**SET TASK**
Below are the records. Reproduce, without any change, the stretch from the line containing "legend-label: 開放性高群 [528,12,623,34]" through the line containing "Give me the".

───── DATA FOR THIS EXERCISE

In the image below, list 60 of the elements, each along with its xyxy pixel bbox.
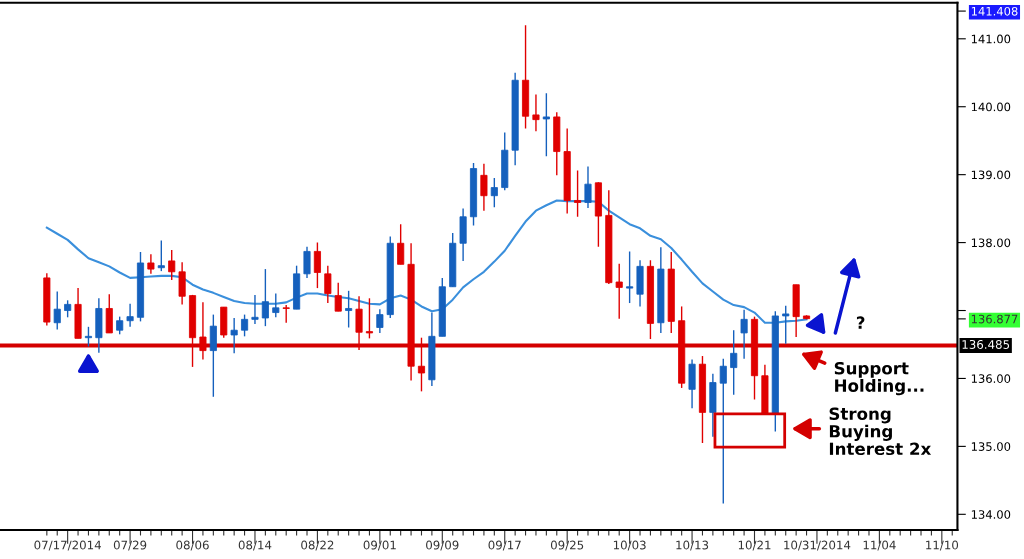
- y-tick-label: 141.408: [971, 6, 1018, 16]
- candlestick: [584, 165, 592, 209]
- x-tick-label: 09/01: [363, 540, 396, 551]
- y-tick-label: 138.00: [971, 238, 1011, 248]
- candlestick: [626, 250, 634, 304]
- candlestick: [490, 177, 498, 208]
- x-tick-label: 07/17/2014: [34, 540, 101, 551]
- candlestick: [53, 290, 61, 331]
- candlestick: [251, 294, 259, 325]
- candlestick: [574, 169, 582, 218]
- x-tick-label: 10/31/2014: [784, 540, 851, 551]
- candlestick: [615, 262, 623, 320]
- y-tick-label: 140.00: [971, 102, 1011, 112]
- y-tick-label: 141.00: [971, 34, 1011, 44]
- y-tick-label: 134.00: [971, 510, 1011, 519]
- candlestick: [334, 281, 342, 312]
- candlestick: [168, 249, 176, 281]
- candlestick: [542, 92, 550, 158]
- y-tick-label: 136.00: [971, 374, 1011, 383]
- x-tick-label: 09/25: [550, 540, 584, 551]
- candlestick: [719, 358, 727, 505]
- x-tick-label: 09/17: [488, 540, 521, 551]
- candlestick: [282, 304, 290, 324]
- candlestick: [397, 223, 405, 266]
- annotation: Strong Buying Interest 2x: [829, 407, 932, 456]
- y-tick-label: 139.00: [971, 170, 1011, 180]
- x-tick-label: 11/10: [926, 540, 959, 551]
- candlestick: [241, 313, 249, 338]
- x-tick-label: 10/13: [676, 540, 709, 551]
- candlestick: [313, 241, 321, 289]
- candlestick: [365, 297, 373, 340]
- candlestick: [272, 292, 280, 319]
- y-tick-label: 136.877: [971, 314, 1018, 324]
- candlestick: [126, 303, 134, 328]
- candlestick: [782, 305, 790, 345]
- y-tick-label: 135.00: [971, 442, 1011, 451]
- candlestick: [230, 317, 238, 355]
- candlestick: [261, 268, 269, 327]
- x-tick-label: 09/09: [426, 540, 459, 551]
- x-tick-label: 08/14: [238, 540, 272, 551]
- candlestick: [147, 253, 155, 275]
- x-tick-label: 11/04: [863, 540, 896, 551]
- candlestick: [740, 309, 748, 360]
- annotation: Support Holding...: [834, 361, 924, 396]
- candlestick: [532, 93, 540, 132]
- x-tick-label: 10/21: [738, 540, 771, 551]
- candlestick: [730, 329, 738, 396]
- x-tick-label: 07/29: [113, 540, 147, 551]
- candlestick: [324, 264, 332, 304]
- candlestick: [157, 239, 165, 272]
- candlestick: [345, 290, 353, 329]
- ref-line-label: 136.485: [962, 340, 1010, 349]
- candlestick: [84, 326, 92, 348]
- candlestick: [303, 245, 311, 279]
- x-tick-label: 08/22: [301, 540, 334, 551]
- candlestick: [480, 163, 488, 212]
- annotation: ?: [856, 316, 865, 329]
- x-tick-label: 10/03: [613, 540, 646, 551]
- x-tick-label: 08/06: [176, 540, 209, 551]
- candlestick: [376, 308, 384, 334]
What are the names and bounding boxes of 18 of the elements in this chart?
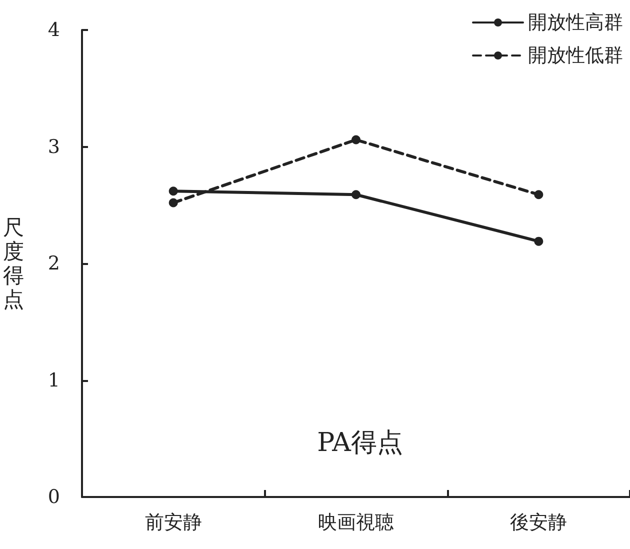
legend-label: 開放性高群 [528,12,623,34]
point [534,190,544,200]
y-tick-label: 2 [48,252,60,274]
y-tick-label: 1 [48,369,60,392]
point [168,186,178,196]
point [168,198,178,208]
x-tick-label: 映画視聴 [318,512,394,534]
text: PA得点 [317,428,403,458]
y-tick-label: 0 [48,486,60,508]
x-tick-label: 後安静 [510,512,568,534]
point [352,135,360,144]
point [352,190,360,200]
y-tick-label: 4 [48,19,60,41]
y-tick-label: 3 [48,136,60,158]
point [534,236,544,246]
x-tick-label: 前安静 [144,512,202,534]
y-axis-title: 尺度得点 [3,216,24,312]
legend-label: 開放性低群 [528,44,623,66]
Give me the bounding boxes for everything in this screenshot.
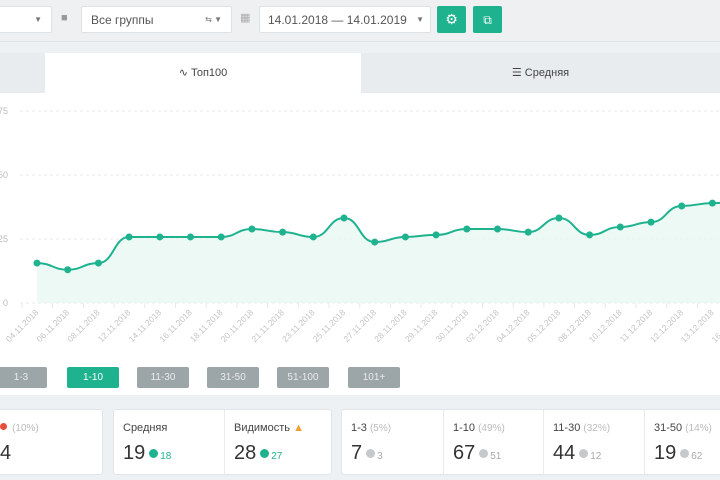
neutral-icon	[479, 449, 489, 458]
card-value: 44	[553, 442, 576, 464]
chart-panel: 0 25 50 75 04.11.2018 06.11.2018 08.11.2018 12.…	[0, 93, 720, 395]
data-point	[279, 228, 287, 236]
area-fill	[37, 202, 720, 303]
range-button-31-50[interactable]: 31-50	[207, 367, 259, 388]
data-point	[340, 214, 348, 222]
calendar-icon: ▦	[240, 12, 251, 24]
tab-average[interactable]: ☰ Средняя	[361, 53, 720, 93]
data-point	[616, 223, 624, 231]
data-point	[248, 225, 256, 233]
card-positions: 1-3 (5%) 7 3 1-10 (49%) 67 51 11-30 (32%) …	[341, 409, 720, 475]
status-dot	[0, 423, 7, 430]
y-tick-label: 75	[0, 106, 8, 116]
range-button-101+[interactable]: 101+	[348, 367, 400, 388]
card-pct: (10%)	[12, 423, 39, 434]
tab-label: Средняя	[524, 67, 570, 79]
card-avg-visibility: Средняя 19 18 Видимость ▲ 28 27	[113, 409, 332, 475]
chevron-down-icon: ▼	[416, 15, 424, 24]
card-value: 28	[234, 442, 257, 464]
card-delta: 12	[590, 451, 602, 462]
toolbar: ▼ ■ Все группы ⇆ ▼ ▦ 14.01.2018 — 14.01.2…	[0, 0, 720, 42]
gear-icon: ⚙	[445, 11, 458, 27]
data-point	[156, 233, 164, 241]
date-range-select[interactable]: 14.01.2018 — 14.01.2019 ▼	[259, 6, 431, 33]
settings-button[interactable]: ⚙	[437, 6, 466, 33]
data-point	[524, 228, 532, 236]
folder-icon: ■	[61, 12, 68, 24]
card-value: 19	[123, 442, 146, 464]
data-point	[647, 218, 655, 226]
warning-icon[interactable]: ▲	[293, 422, 304, 434]
sliders-icon: ☰	[511, 67, 525, 79]
data-point	[678, 202, 686, 210]
y-tick-label: 25	[0, 234, 8, 244]
data-point	[125, 233, 133, 241]
data-point	[586, 231, 594, 239]
date-range-label: 14.01.2018 — 14.01.2019	[268, 12, 407, 27]
card-label: Средняя	[123, 422, 168, 434]
y-tick-label: 50	[0, 170, 8, 180]
card-delta: 3	[377, 451, 383, 462]
card-delta: 27	[271, 451, 283, 462]
card-delta: 51	[490, 451, 502, 462]
card-delta: 18	[160, 451, 172, 462]
pos-cell-11-30: 11-30 (32%) 44 12	[543, 410, 644, 474]
chart-tabs: ∿ Топ100 ☰ Средняя	[0, 53, 720, 93]
up-icon	[149, 449, 159, 458]
pos-cell-1-10: 1-10 (49%) 67 51	[443, 410, 543, 474]
card-pct: (14%)	[685, 423, 712, 434]
card-pct: (49%)	[478, 423, 505, 434]
groups-label: Все группы	[91, 12, 154, 27]
card-label: Видимость	[234, 422, 290, 434]
data-point	[371, 238, 379, 246]
pos-cell-31-50: 31-50 (14%) 19 62	[644, 410, 720, 474]
data-point	[555, 214, 563, 222]
card-value: 7	[351, 442, 363, 464]
card-value: 67	[453, 442, 476, 464]
range-button-51-100[interactable]: 51-100	[277, 367, 329, 388]
neutral-icon	[579, 449, 589, 458]
card-pct: (5%)	[369, 423, 392, 434]
pos-cell-1-3: 1-3 (5%) 7 3	[342, 410, 443, 474]
visibility-cell: Видимость ▲ 28 27	[224, 410, 332, 474]
neutral-icon	[366, 449, 376, 458]
card-partial: (10%) 4	[0, 409, 103, 475]
export-icon: ⧉	[483, 13, 492, 27]
groups-select[interactable]: Все группы ⇆ ▼	[81, 6, 232, 33]
up-icon	[260, 449, 270, 458]
data-point	[401, 233, 409, 241]
export-button[interactable]: ⧉	[473, 6, 502, 33]
data-point	[432, 231, 440, 239]
data-point	[708, 199, 716, 207]
avg-cell: Средняя 19 18	[114, 410, 224, 474]
line-chart: 025507504.11.201806.11.201808.11.201812.…	[0, 106, 720, 344]
chart-line-icon: ∿	[178, 67, 191, 79]
project-select[interactable]: ▼	[0, 6, 52, 33]
card-label: 31-50	[654, 422, 683, 434]
data-point	[64, 266, 72, 274]
card-value: 4	[0, 442, 12, 464]
range-button-1-10[interactable]: 1-10	[67, 367, 119, 388]
data-point	[217, 233, 225, 241]
chevron-down-icon: ▼	[34, 15, 42, 24]
card-label: 1-10	[453, 422, 476, 434]
data-point	[33, 259, 41, 267]
card-pct: (32%)	[583, 423, 611, 434]
data-point	[494, 225, 501, 233]
card-value: 19	[654, 442, 677, 464]
y-tick-label: 0	[3, 298, 8, 308]
data-point	[94, 259, 102, 267]
range-button-1-3[interactable]: 1-3	[0, 367, 47, 388]
card-label: 1-3	[351, 422, 367, 434]
range-button-11-30[interactable]: 11-30	[137, 367, 189, 388]
card-delta: 62	[691, 451, 703, 462]
tab-label: Топ100	[190, 67, 228, 79]
data-point	[187, 233, 194, 241]
card-label: 11-30	[553, 422, 581, 434]
chevron-down-icon: ⇆ ▼	[205, 15, 222, 24]
neutral-icon	[680, 449, 690, 458]
data-point	[463, 225, 471, 233]
tab-top100[interactable]: ∿ Топ100	[45, 53, 361, 93]
data-point	[309, 233, 317, 241]
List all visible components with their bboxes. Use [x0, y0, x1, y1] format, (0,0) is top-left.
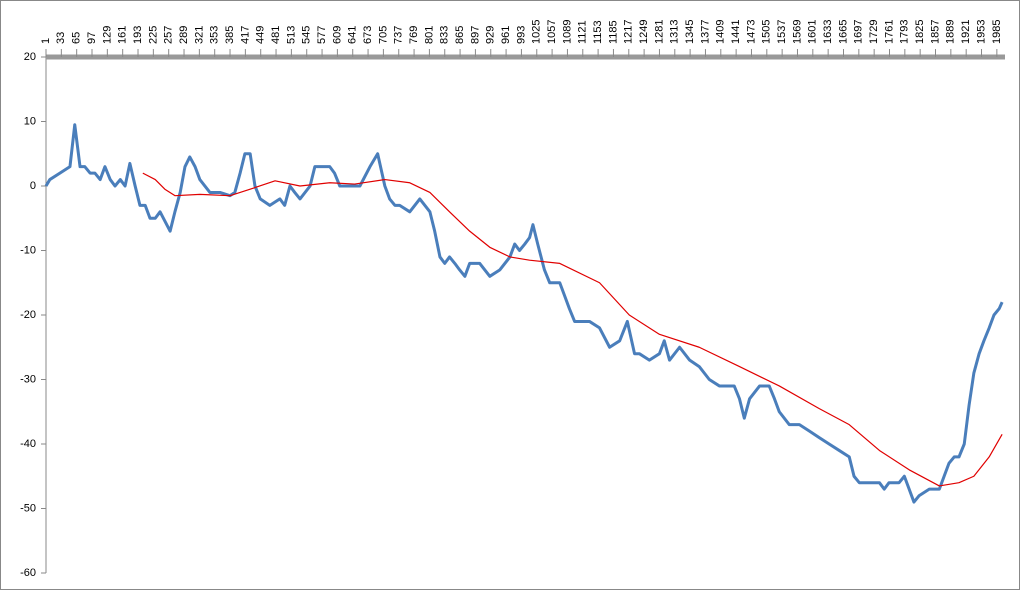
x-tick-label: 161 [117, 26, 129, 44]
x-tick-label: 1953 [975, 20, 987, 44]
x-tick-label: 481 [270, 26, 282, 44]
x-tick-label: 257 [163, 26, 175, 44]
x-tick-label: 1121 [577, 20, 589, 44]
x-tick-label: 1185 [607, 20, 619, 44]
x-tick-label: 897 [469, 26, 481, 44]
y-tick-label: 20 [24, 51, 36, 63]
x-tick-label: 801 [423, 26, 435, 44]
x-tick-label: 673 [362, 26, 374, 44]
x-tick-label: 1729 [868, 20, 880, 44]
x-tick-label: 961 [500, 26, 512, 44]
x-tick-label: 1281 [653, 20, 665, 44]
x-tick-label: 353 [209, 26, 221, 44]
x-tick-label: 513 [285, 26, 297, 44]
x-tick-label: 33 [55, 32, 67, 44]
x-tick-label: 1345 [684, 20, 696, 44]
x-tick-label: 1825 [914, 20, 926, 44]
x-tick-label: 1793 [899, 20, 911, 44]
y-tick-label: -60 [20, 567, 36, 579]
x-tick-label: 321 [193, 26, 205, 44]
x-tick-label: 1633 [822, 20, 834, 44]
y-tick-label: 10 [24, 115, 36, 127]
x-tick-label: 1569 [791, 20, 803, 44]
x-tick-label: 737 [393, 26, 405, 44]
x-tick-label: 1313 [669, 20, 681, 44]
x-tick-label: 1057 [546, 20, 558, 44]
x-tick-label: 1889 [945, 20, 957, 44]
y-tick-label: -40 [20, 438, 36, 450]
x-tick-label: 289 [178, 26, 190, 44]
series-line [142, 172, 1003, 487]
x-tick-label: 1985 [991, 20, 1003, 44]
x-tick-label: 1505 [761, 20, 773, 44]
x-tick-label: 1537 [776, 20, 788, 44]
x-tick-label: 97 [86, 32, 98, 44]
x-tick-label: 1409 [715, 20, 727, 44]
x-tick-label: 1025 [531, 20, 543, 44]
x-tick-label: 1217 [623, 20, 635, 44]
y-tick-label: -30 [20, 373, 36, 385]
y-tick-label: -20 [20, 309, 36, 321]
x-tick-label: 1665 [837, 20, 849, 44]
y-tick-label: -50 [20, 502, 36, 514]
x-tick-label: 1249 [638, 20, 650, 44]
x-tick-label: 1 [40, 38, 52, 44]
x-tick-label: 1441 [730, 20, 742, 44]
x-tick-label: 577 [316, 26, 328, 44]
y-tick-label: -10 [20, 244, 36, 256]
x-tick-label: 1761 [883, 20, 895, 44]
x-tick-label: 865 [454, 26, 466, 44]
x-tick-label: 929 [485, 26, 497, 44]
x-tick-label: 609 [331, 26, 343, 44]
x-tick-label: 833 [439, 26, 451, 44]
x-tick-label: 1601 [807, 20, 819, 44]
x-tick-label: 65 [71, 32, 83, 44]
x-tick-label: 1921 [960, 20, 972, 44]
x-tick-label: 545 [301, 26, 313, 44]
x-tick-label: 993 [515, 26, 527, 44]
x-tick-label: 1857 [929, 20, 941, 44]
x-tick-label: 641 [347, 26, 359, 44]
x-tick-label: 1473 [745, 20, 757, 44]
x-tick-label: 449 [255, 26, 267, 44]
x-tick-label: 129 [101, 26, 113, 44]
x-tick-label: 193 [132, 26, 144, 44]
x-tick-label: 1697 [853, 20, 865, 44]
x-tick-label: 225 [147, 26, 159, 44]
x-tick-label: 769 [408, 26, 420, 44]
x-tick-label: 1377 [699, 20, 711, 44]
y-tick-label: 0 [30, 180, 36, 192]
x-tick-label: 417 [239, 26, 251, 44]
x-tick-label: 1089 [561, 20, 573, 44]
x-tick-label: 385 [224, 26, 236, 44]
x-tick-label: 1153 [592, 20, 604, 44]
x-tick-label: 705 [377, 26, 389, 44]
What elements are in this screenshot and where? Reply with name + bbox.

──────────

**ANSWER**
legend-label: 開放性高群 [528,12,623,34]
point [534,190,544,200]
y-tick-label: 2 [48,252,60,274]
y-tick-label: 1 [48,369,60,392]
point [168,186,178,196]
point [168,198,178,208]
x-tick-label: 映画視聴 [318,512,394,534]
text: PA得点 [317,428,403,458]
y-tick-label: 0 [48,486,60,508]
x-tick-label: 後安静 [510,512,568,534]
point [352,135,360,144]
point [352,190,360,200]
y-tick-label: 4 [48,19,60,41]
y-tick-label: 3 [48,136,60,158]
point [534,236,544,246]
x-tick-label: 前安静 [144,512,202,534]
y-axis-title: 尺度得点 [3,216,24,312]
legend-label: 開放性低群 [528,44,623,66]
Give me the bounding boxes for everything in this screenshot.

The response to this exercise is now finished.